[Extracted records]
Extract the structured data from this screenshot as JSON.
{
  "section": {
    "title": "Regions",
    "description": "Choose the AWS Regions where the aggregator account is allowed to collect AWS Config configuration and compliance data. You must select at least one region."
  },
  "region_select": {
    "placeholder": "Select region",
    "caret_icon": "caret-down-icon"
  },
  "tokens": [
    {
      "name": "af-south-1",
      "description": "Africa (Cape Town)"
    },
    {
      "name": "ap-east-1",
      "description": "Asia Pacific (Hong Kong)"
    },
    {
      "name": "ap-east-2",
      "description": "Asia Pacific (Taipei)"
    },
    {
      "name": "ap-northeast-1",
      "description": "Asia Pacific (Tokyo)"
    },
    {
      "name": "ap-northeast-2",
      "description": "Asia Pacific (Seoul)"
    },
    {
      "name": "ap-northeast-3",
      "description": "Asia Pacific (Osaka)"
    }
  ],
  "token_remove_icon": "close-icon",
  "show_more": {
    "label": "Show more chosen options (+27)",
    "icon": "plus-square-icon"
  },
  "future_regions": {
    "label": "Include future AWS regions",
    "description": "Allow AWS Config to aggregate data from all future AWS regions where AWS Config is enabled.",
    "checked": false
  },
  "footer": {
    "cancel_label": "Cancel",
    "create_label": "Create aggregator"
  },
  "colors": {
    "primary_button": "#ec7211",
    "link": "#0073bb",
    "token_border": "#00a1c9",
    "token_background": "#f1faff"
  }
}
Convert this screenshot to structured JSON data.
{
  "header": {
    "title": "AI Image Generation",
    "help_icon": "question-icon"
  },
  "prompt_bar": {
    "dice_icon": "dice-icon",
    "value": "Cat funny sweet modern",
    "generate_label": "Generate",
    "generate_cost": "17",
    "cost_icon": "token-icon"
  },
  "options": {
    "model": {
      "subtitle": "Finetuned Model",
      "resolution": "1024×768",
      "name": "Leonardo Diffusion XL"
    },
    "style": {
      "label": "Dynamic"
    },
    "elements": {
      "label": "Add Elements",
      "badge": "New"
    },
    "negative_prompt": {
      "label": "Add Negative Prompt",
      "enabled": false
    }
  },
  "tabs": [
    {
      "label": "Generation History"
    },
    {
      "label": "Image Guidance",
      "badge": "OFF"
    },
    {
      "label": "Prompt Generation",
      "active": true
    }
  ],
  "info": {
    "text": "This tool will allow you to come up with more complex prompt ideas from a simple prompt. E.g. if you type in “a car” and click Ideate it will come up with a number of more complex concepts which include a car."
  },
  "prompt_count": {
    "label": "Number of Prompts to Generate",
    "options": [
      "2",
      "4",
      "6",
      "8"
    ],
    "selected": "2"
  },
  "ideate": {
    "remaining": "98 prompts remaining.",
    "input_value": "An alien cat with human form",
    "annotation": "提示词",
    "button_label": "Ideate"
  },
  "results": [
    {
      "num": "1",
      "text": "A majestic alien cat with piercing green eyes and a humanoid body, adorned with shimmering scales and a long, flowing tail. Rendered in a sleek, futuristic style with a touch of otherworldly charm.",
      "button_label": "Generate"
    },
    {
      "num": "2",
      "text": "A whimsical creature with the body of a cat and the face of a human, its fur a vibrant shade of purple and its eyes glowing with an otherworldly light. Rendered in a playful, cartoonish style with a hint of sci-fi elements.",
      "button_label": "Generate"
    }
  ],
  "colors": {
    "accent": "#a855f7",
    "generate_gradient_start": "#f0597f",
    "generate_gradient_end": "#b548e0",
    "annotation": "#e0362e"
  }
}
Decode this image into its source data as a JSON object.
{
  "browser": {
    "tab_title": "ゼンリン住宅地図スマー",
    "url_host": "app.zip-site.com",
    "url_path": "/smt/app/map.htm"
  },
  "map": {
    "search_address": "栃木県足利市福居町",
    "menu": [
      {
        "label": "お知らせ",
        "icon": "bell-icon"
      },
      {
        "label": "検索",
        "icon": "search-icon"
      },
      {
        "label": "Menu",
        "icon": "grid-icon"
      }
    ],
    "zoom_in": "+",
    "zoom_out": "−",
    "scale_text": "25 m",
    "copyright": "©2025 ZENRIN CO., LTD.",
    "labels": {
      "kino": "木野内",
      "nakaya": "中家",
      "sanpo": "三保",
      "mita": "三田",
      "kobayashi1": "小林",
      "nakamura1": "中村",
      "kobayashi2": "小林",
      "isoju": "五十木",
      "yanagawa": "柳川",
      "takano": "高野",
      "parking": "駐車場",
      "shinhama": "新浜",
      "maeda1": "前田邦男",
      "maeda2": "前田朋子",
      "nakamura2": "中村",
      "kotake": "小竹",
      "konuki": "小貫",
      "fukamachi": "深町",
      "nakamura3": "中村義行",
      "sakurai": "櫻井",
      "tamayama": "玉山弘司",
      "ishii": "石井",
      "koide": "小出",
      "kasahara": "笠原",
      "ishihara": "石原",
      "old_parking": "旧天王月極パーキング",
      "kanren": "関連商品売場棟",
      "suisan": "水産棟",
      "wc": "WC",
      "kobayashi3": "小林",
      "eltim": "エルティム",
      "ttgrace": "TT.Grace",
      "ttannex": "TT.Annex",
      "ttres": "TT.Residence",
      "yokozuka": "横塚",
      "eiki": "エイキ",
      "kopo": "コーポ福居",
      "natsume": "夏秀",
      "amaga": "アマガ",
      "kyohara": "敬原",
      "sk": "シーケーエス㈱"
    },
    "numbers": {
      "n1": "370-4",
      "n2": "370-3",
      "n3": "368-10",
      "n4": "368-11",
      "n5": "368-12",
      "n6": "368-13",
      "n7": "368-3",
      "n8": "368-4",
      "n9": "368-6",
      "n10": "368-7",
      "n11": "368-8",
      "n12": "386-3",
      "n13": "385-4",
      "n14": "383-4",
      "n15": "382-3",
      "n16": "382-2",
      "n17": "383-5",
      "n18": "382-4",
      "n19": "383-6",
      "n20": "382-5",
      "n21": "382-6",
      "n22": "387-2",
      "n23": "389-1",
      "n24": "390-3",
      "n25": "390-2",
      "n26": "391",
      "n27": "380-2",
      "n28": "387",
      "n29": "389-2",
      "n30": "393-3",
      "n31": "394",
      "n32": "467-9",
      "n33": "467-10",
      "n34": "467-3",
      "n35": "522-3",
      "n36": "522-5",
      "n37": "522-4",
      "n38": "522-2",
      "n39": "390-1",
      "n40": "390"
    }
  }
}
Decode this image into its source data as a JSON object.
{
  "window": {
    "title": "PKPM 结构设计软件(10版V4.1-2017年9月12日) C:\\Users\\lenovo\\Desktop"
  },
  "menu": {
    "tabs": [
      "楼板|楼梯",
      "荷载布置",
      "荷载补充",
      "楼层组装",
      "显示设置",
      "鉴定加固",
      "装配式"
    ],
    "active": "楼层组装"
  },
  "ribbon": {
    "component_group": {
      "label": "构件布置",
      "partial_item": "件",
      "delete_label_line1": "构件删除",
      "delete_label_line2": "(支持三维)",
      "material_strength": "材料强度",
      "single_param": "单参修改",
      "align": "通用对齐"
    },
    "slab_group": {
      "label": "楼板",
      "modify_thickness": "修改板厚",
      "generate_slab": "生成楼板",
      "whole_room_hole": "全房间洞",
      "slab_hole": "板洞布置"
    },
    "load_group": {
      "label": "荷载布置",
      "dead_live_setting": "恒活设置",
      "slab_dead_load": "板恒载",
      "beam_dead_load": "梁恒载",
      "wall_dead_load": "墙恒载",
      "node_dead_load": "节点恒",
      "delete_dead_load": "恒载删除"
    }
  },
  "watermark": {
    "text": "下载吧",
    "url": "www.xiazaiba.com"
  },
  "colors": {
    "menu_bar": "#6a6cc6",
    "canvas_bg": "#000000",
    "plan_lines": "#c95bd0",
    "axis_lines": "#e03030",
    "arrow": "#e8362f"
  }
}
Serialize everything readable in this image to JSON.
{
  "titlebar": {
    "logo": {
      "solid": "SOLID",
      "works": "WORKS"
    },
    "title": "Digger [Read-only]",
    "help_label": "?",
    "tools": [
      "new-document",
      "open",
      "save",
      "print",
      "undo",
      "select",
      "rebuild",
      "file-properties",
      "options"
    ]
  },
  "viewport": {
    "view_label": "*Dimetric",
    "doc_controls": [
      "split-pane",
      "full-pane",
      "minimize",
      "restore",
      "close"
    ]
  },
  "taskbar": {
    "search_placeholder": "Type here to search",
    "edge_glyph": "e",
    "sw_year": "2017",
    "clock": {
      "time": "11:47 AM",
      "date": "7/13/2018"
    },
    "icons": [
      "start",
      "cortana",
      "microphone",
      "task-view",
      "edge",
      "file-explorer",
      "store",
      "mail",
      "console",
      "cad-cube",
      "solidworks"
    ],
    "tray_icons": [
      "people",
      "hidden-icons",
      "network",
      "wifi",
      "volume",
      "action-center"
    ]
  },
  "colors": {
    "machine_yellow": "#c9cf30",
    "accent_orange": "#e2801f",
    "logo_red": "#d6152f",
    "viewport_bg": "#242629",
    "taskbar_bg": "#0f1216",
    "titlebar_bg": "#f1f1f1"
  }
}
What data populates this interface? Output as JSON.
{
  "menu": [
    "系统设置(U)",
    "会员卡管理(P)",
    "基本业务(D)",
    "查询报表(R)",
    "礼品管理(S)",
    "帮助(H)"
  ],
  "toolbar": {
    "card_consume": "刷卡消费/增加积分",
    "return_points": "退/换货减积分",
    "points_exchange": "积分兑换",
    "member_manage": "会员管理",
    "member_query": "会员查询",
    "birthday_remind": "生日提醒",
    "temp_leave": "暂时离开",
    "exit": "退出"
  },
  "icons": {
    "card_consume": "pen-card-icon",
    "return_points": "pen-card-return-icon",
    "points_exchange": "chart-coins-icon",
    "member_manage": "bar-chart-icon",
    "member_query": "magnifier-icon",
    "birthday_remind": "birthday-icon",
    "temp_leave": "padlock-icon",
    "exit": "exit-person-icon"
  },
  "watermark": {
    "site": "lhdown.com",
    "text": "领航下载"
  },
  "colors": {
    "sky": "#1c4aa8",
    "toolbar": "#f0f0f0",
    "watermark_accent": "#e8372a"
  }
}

Directions = Each line in the data that holds the string "options" should be found and copied.

Output of the task =
    "label": "Show more chosen options (+27)",
  "options": {
    "options": [
      "options"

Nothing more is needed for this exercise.